* [What this task involves] Report the total number of lines that include the string "Машинист", without any other text.

(Data entries)

══════

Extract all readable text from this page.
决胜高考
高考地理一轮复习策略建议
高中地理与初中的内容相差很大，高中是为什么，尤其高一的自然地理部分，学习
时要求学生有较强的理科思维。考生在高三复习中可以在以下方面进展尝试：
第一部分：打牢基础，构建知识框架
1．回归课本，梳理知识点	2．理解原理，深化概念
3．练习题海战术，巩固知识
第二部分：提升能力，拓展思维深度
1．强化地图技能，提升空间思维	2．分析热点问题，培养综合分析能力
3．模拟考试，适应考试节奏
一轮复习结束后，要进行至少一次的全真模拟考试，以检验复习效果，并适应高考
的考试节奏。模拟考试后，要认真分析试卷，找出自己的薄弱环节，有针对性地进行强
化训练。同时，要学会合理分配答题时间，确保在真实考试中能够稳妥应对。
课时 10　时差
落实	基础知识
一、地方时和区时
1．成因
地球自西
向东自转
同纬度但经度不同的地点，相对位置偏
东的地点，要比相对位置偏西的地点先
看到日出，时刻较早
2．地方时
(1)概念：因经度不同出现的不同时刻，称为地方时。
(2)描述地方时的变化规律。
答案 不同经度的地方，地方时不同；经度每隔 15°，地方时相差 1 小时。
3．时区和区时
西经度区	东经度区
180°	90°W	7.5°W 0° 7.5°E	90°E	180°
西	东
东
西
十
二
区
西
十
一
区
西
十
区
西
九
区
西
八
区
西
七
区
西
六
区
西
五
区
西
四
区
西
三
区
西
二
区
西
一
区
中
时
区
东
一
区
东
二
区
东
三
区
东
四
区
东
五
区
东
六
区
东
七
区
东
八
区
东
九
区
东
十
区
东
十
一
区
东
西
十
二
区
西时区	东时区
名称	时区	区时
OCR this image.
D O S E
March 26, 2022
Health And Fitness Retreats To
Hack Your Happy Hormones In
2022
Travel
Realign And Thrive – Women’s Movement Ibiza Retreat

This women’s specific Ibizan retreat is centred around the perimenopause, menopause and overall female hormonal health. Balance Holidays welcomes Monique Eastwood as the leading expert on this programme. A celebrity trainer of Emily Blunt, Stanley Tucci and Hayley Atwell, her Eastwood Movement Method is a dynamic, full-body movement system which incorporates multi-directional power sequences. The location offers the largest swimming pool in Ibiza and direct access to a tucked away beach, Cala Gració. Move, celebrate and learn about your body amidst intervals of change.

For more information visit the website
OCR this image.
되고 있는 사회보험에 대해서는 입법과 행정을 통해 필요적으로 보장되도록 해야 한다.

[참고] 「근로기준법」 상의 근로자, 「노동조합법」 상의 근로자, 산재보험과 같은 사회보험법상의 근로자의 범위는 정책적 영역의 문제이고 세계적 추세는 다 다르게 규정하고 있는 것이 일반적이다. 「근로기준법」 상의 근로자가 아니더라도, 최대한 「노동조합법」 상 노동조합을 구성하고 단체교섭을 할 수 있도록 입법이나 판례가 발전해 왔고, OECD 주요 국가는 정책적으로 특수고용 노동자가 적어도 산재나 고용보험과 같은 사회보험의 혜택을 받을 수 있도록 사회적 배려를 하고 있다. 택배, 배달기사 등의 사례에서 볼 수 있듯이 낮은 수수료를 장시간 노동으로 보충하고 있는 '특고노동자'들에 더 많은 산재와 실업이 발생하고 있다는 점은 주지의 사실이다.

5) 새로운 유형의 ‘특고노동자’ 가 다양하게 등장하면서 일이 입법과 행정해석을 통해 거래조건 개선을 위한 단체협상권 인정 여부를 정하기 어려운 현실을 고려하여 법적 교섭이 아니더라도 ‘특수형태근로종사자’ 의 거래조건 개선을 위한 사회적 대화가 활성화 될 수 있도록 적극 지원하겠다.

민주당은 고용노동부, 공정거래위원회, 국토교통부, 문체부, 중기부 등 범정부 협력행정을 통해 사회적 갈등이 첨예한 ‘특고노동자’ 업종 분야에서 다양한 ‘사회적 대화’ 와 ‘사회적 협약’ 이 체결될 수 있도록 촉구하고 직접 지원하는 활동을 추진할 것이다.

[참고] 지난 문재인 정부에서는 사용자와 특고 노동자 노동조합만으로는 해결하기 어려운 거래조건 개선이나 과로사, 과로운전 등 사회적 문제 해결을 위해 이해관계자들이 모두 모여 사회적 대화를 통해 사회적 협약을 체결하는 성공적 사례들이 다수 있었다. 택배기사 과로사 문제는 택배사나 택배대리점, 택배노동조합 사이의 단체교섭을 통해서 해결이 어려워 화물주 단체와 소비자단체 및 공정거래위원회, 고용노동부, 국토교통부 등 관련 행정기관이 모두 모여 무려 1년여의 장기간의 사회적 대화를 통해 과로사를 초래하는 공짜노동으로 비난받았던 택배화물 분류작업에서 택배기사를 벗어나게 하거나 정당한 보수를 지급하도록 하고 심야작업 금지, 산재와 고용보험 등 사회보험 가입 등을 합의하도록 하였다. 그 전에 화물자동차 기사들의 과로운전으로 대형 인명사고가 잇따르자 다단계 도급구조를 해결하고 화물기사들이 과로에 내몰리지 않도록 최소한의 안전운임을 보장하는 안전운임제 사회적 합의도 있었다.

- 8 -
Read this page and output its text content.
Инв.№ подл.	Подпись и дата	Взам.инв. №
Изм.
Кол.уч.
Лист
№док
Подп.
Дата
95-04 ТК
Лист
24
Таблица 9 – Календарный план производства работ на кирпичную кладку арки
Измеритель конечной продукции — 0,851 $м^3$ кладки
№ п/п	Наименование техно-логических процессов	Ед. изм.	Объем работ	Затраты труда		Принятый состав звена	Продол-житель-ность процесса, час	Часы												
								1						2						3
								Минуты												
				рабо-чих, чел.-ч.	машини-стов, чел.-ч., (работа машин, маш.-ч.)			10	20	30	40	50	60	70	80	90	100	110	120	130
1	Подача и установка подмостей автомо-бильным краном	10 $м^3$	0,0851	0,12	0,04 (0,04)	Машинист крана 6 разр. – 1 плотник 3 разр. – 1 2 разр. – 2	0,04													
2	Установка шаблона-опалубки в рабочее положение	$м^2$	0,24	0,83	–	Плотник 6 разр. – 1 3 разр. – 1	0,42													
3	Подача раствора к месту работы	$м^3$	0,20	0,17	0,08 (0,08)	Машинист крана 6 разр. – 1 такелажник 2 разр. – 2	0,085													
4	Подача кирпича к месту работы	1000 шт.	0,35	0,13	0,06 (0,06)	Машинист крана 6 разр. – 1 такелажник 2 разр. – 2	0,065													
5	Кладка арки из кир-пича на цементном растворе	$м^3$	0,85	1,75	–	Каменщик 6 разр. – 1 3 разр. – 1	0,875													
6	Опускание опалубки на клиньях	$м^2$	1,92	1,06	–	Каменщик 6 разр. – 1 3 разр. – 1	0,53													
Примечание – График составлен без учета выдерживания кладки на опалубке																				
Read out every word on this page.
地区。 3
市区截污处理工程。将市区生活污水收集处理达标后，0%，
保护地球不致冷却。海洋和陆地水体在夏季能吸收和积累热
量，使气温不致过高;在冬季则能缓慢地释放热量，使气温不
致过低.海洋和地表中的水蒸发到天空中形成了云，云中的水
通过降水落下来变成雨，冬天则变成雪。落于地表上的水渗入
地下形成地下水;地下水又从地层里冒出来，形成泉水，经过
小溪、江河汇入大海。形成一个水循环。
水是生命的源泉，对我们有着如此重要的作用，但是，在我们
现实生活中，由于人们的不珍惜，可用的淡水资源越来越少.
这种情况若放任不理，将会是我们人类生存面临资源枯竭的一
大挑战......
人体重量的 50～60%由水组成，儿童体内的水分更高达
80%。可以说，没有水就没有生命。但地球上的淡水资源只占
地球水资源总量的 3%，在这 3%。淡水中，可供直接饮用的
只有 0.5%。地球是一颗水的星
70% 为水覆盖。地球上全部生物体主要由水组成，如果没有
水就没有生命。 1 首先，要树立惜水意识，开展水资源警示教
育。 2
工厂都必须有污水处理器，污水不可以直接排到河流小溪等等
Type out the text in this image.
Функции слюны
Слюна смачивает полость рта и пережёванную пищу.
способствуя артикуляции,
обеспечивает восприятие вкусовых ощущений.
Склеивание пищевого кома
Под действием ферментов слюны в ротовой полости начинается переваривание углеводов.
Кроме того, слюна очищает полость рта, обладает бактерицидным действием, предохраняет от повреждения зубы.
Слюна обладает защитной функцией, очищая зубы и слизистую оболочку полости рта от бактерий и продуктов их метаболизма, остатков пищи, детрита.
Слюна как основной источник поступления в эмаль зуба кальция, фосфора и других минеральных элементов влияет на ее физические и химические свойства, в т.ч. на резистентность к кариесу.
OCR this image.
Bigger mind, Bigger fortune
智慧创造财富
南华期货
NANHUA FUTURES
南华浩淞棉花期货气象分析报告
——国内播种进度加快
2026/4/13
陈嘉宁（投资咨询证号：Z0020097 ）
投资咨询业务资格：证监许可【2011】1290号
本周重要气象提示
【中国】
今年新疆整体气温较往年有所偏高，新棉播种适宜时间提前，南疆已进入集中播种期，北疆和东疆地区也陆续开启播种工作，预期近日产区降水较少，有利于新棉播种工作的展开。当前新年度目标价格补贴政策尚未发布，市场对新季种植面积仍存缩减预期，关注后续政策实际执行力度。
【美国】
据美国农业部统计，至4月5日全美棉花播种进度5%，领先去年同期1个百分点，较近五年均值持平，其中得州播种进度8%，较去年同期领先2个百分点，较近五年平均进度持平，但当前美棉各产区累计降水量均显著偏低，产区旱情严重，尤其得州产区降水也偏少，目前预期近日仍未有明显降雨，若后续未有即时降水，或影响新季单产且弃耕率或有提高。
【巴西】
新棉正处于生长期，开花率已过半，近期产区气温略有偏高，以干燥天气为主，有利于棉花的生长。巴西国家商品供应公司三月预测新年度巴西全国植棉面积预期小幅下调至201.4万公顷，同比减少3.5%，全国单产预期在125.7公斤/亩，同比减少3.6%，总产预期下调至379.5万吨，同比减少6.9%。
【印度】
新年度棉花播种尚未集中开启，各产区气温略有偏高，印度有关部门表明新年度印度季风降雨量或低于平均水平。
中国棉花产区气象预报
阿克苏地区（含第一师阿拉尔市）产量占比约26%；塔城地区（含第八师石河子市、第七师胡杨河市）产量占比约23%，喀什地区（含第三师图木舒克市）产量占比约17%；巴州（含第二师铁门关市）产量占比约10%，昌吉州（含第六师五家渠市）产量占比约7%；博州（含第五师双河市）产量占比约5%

══════

* [Completed exercise] 3